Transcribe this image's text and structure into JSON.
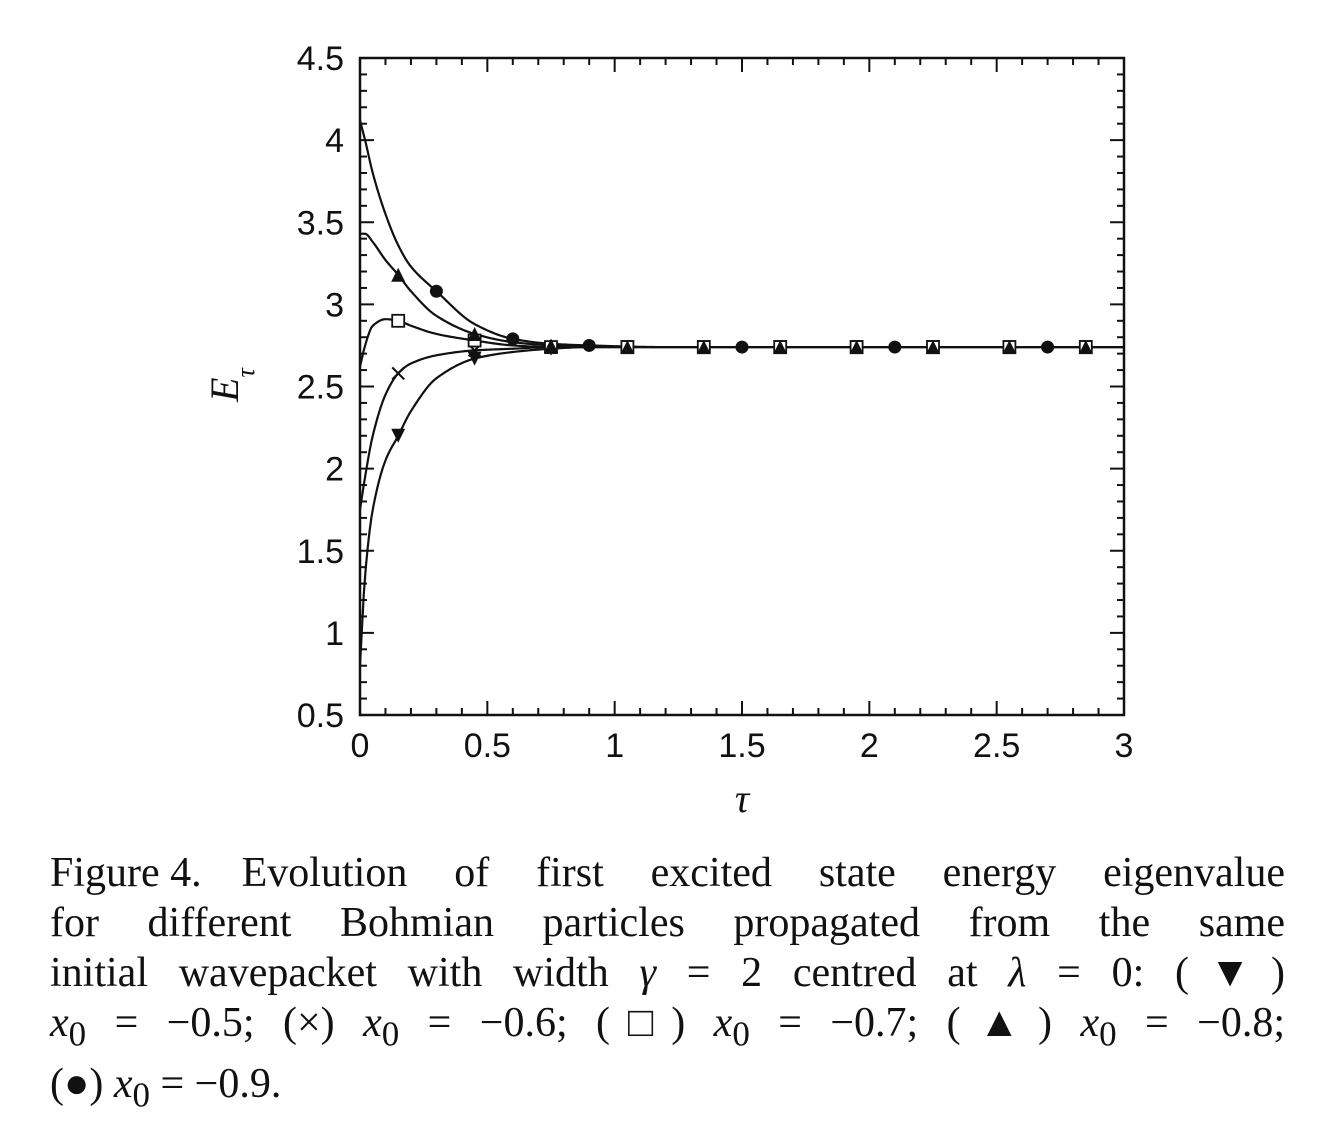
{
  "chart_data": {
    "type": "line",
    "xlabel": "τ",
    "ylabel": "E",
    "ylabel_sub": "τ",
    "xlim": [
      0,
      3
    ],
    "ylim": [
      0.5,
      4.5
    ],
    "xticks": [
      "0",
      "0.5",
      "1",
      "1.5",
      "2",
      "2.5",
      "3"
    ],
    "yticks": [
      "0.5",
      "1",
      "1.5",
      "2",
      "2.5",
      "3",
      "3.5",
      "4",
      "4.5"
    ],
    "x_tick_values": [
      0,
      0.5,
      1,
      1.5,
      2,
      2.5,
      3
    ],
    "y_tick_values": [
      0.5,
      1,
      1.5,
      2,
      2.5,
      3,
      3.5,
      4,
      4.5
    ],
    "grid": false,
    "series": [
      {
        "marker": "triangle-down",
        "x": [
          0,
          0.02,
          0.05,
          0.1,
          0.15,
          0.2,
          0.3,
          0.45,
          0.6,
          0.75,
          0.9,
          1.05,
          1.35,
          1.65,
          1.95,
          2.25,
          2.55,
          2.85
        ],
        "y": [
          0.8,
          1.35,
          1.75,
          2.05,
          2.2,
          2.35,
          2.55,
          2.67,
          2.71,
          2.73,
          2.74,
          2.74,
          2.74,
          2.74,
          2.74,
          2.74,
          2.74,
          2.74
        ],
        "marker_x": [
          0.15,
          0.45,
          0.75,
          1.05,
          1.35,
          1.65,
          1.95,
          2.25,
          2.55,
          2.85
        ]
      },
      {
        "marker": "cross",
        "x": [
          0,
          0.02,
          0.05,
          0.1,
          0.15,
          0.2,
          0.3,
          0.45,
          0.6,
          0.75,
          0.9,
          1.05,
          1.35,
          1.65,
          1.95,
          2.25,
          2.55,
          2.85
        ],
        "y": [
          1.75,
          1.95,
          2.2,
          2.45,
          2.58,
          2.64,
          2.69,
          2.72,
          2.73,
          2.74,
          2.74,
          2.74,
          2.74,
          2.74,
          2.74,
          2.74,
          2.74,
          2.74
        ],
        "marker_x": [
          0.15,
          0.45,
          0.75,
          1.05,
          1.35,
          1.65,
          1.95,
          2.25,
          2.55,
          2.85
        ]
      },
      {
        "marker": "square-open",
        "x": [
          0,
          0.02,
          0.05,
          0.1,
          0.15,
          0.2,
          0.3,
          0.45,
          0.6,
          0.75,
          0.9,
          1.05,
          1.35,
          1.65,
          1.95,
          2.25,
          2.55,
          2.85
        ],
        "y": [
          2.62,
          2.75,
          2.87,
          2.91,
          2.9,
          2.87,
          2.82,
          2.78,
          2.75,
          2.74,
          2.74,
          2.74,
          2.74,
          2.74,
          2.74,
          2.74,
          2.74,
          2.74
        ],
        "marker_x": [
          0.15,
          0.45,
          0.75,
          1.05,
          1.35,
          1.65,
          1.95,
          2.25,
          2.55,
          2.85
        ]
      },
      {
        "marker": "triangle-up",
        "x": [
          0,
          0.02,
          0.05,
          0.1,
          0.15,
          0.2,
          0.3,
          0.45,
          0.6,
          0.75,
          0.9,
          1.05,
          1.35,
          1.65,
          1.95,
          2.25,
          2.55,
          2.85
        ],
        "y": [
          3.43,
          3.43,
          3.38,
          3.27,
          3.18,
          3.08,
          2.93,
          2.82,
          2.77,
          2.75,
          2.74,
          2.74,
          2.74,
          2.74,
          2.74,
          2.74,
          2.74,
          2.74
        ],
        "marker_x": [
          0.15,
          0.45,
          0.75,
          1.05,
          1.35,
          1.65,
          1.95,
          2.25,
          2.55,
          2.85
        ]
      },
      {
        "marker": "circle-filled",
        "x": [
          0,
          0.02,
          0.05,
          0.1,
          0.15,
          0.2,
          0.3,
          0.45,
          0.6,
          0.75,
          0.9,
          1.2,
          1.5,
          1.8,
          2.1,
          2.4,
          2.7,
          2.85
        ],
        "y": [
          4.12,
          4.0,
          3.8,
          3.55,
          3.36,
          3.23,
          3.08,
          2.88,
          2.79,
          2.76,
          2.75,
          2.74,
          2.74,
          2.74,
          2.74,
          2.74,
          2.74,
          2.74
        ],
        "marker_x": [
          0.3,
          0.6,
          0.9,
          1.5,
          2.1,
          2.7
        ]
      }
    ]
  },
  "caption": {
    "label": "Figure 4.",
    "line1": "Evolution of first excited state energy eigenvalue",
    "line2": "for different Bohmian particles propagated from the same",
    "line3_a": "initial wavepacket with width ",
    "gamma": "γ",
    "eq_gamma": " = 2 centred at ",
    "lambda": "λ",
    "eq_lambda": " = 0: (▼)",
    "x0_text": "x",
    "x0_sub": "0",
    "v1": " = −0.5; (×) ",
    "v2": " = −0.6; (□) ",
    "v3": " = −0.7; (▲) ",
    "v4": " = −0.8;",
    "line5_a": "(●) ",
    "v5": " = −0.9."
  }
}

Written exercise =>
All of the entries above should be duplicated exactly, except for the pictures.

Solution to this problem =>
Transcribe this image's text and structure into JSON.
{
  "chart_data": {
    "type": "line",
    "xlabel": "τ",
    "ylabel": "E",
    "ylabel_sub": "τ",
    "xlim": [
      0,
      3
    ],
    "ylim": [
      0.5,
      4.5
    ],
    "xticks": [
      "0",
      "0.5",
      "1",
      "1.5",
      "2",
      "2.5",
      "3"
    ],
    "yticks": [
      "0.5",
      "1",
      "1.5",
      "2",
      "2.5",
      "3",
      "3.5",
      "4",
      "4.5"
    ],
    "x_tick_values": [
      0,
      0.5,
      1,
      1.5,
      2,
      2.5,
      3
    ],
    "y_tick_values": [
      0.5,
      1,
      1.5,
      2,
      2.5,
      3,
      3.5,
      4,
      4.5
    ],
    "grid": false,
    "series": [
      {
        "marker": "triangle-down",
        "x": [
          0,
          0.02,
          0.05,
          0.1,
          0.15,
          0.2,
          0.3,
          0.45,
          0.6,
          0.75,
          0.9,
          1.05,
          1.35,
          1.65,
          1.95,
          2.25,
          2.55,
          2.85
        ],
        "y": [
          0.8,
          1.35,
          1.75,
          2.05,
          2.2,
          2.35,
          2.55,
          2.67,
          2.71,
          2.73,
          2.74,
          2.74,
          2.74,
          2.74,
          2.74,
          2.74,
          2.74,
          2.74
        ],
        "marker_x": [
          0.15,
          0.45,
          0.75,
          1.05,
          1.35,
          1.65,
          1.95,
          2.25,
          2.55,
          2.85
        ]
      },
      {
        "marker": "cross",
        "x": [
          0,
          0.02,
          0.05,
          0.1,
          0.15,
          0.2,
          0.3,
          0.45,
          0.6,
          0.75,
          0.9,
          1.05,
          1.35,
          1.65,
          1.95,
          2.25,
          2.55,
          2.85
        ],
        "y": [
          1.75,
          1.95,
          2.2,
          2.45,
          2.58,
          2.64,
          2.69,
          2.72,
          2.73,
          2.74,
          2.74,
          2.74,
          2.74,
          2.74,
          2.74,
          2.74,
          2.74,
          2.74
        ],
        "marker_x": [
          0.15,
          0.45,
          0.75,
          1.05,
          1.35,
          1.65,
          1.95,
          2.25,
          2.55,
          2.85
        ]
      },
      {
        "marker": "square-open",
        "x": [
          0,
          0.02,
          0.05,
          0.1,
          0.15,
          0.2,
          0.3,
          0.45,
          0.6,
          0.75,
          0.9,
          1.05,
          1.35,
          1.65,
          1.95,
          2.25,
          2.55,
          2.85
        ],
        "y": [
          2.62,
          2.75,
          2.87,
          2.91,
          2.9,
          2.87,
          2.82,
          2.78,
          2.75,
          2.74,
          2.74,
          2.74,
          2.74,
          2.74,
          2.74,
          2.74,
          2.74,
          2.74
        ],
        "marker_x": [
          0.15,
          0.45,
          0.75,
          1.05,
          1.35,
          1.65,
          1.95,
          2.25,
          2.55,
          2.85
        ]
      },
      {
        "marker": "triangle-up",
        "x": [
          0,
          0.02,
          0.05,
          0.1,
          0.15,
          0.2,
          0.3,
          0.45,
          0.6,
          0.75,
          0.9,
          1.05,
          1.35,
          1.65,
          1.95,
          2.25,
          2.55,
          2.85
        ],
        "y": [
          3.43,
          3.43,
          3.38,
          3.27,
          3.18,
          3.08,
          2.93,
          2.82,
          2.77,
          2.75,
          2.74,
          2.74,
          2.74,
          2.74,
          2.74,
          2.74,
          2.74,
          2.74
        ],
        "marker_x": [
          0.15,
          0.45,
          0.75,
          1.05,
          1.35,
          1.65,
          1.95,
          2.25,
          2.55,
          2.85
        ]
      },
      {
        "marker": "circle-filled",
        "x": [
          0,
          0.02,
          0.05,
          0.1,
          0.15,
          0.2,
          0.3,
          0.45,
          0.6,
          0.75,
          0.9,
          1.2,
          1.5,
          1.8,
          2.1,
          2.4,
          2.7,
          2.85
        ],
        "y": [
          4.12,
          4.0,
          3.8,
          3.55,
          3.36,
          3.23,
          3.08,
          2.88,
          2.79,
          2.76,
          2.75,
          2.74,
          2.74,
          2.74,
          2.74,
          2.74,
          2.74,
          2.74
        ],
        "marker_x": [
          0.3,
          0.6,
          0.9,
          1.5,
          2.1,
          2.7
        ]
      }
    ]
  },
  "caption": {
    "label": "Figure 4.",
    "line1": "Evolution of first excited state energy eigenvalue",
    "line2": "for different Bohmian particles propagated from the same",
    "line3_a": "initial wavepacket with width ",
    "gamma": "γ",
    "eq_gamma": " = 2 centred at ",
    "lambda": "λ",
    "eq_lambda": " = 0: (▼)",
    "x0_text": "x",
    "x0_sub": "0",
    "v1": " = −0.5; (×) ",
    "v2": " = −0.6; (□) ",
    "v3": " = −0.7; (▲) ",
    "v4": " = −0.8;",
    "line5_a": "(●) ",
    "v5": " = −0.9."
  }
}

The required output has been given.